Input records:
--- Start ---
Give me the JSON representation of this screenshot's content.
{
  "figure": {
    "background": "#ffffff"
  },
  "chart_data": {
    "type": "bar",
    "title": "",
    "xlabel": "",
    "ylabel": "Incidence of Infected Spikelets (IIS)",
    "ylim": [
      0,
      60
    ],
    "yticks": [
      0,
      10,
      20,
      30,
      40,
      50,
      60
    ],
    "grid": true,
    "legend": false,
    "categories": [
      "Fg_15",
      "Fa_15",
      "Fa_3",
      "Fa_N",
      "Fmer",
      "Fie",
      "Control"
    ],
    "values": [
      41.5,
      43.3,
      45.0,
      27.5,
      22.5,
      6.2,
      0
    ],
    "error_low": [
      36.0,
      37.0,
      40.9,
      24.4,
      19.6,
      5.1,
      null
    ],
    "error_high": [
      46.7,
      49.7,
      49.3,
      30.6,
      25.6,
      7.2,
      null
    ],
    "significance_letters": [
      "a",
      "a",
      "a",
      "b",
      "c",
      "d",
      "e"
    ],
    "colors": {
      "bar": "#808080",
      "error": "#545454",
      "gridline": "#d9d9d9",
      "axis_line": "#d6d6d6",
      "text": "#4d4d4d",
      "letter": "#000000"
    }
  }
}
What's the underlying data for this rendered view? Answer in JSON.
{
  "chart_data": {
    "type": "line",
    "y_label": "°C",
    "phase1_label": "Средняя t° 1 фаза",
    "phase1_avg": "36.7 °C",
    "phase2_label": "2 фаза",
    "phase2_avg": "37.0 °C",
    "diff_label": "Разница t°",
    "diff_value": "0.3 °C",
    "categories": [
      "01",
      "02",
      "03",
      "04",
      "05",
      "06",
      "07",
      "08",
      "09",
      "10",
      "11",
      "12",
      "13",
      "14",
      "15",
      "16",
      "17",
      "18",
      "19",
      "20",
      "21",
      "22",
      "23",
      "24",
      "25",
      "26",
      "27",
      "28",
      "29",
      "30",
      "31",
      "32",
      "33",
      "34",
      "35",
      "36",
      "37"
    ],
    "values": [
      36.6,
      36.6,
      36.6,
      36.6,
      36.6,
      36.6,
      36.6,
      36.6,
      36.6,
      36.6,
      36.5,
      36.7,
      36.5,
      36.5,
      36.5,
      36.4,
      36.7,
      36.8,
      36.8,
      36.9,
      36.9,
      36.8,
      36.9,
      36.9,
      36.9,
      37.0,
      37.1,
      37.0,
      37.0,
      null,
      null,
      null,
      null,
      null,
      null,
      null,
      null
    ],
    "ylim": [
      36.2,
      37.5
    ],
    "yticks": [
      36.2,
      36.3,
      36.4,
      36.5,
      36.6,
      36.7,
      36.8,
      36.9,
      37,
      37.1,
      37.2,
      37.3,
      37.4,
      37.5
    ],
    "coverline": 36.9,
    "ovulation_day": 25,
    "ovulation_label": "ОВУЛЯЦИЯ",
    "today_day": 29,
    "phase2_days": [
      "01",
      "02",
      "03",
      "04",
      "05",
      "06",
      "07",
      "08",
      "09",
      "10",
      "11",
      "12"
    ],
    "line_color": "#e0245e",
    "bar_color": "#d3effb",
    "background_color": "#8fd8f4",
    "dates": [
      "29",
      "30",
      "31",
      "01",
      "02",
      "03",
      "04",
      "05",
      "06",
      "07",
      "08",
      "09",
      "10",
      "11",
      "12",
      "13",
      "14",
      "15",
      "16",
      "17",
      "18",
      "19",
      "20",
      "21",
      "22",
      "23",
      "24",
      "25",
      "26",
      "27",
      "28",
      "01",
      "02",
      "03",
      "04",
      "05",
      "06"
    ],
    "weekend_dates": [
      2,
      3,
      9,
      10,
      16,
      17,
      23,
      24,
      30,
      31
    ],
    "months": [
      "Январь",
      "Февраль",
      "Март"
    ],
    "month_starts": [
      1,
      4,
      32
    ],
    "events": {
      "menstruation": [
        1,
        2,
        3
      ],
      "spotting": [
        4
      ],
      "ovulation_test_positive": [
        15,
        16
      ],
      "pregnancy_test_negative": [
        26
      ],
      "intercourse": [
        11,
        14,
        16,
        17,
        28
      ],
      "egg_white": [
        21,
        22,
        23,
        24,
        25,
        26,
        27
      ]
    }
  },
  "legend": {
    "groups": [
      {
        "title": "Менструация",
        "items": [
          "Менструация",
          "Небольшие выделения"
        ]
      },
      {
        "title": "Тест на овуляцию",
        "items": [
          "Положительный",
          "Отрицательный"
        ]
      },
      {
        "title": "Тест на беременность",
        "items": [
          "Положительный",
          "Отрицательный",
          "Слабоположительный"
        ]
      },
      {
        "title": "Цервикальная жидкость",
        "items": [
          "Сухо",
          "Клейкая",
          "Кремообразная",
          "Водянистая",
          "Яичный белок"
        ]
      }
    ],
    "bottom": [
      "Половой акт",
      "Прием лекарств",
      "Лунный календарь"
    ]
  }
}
--- End ---
Problem statement: Reproduce each line from the records that contains the word "title".

Full answer:
    "title": "",
        "title": "Менструация",
        "title": "Тест на овуляцию",
        "title": "Тест на беременность",
        "title": "Цервикальная жидкость",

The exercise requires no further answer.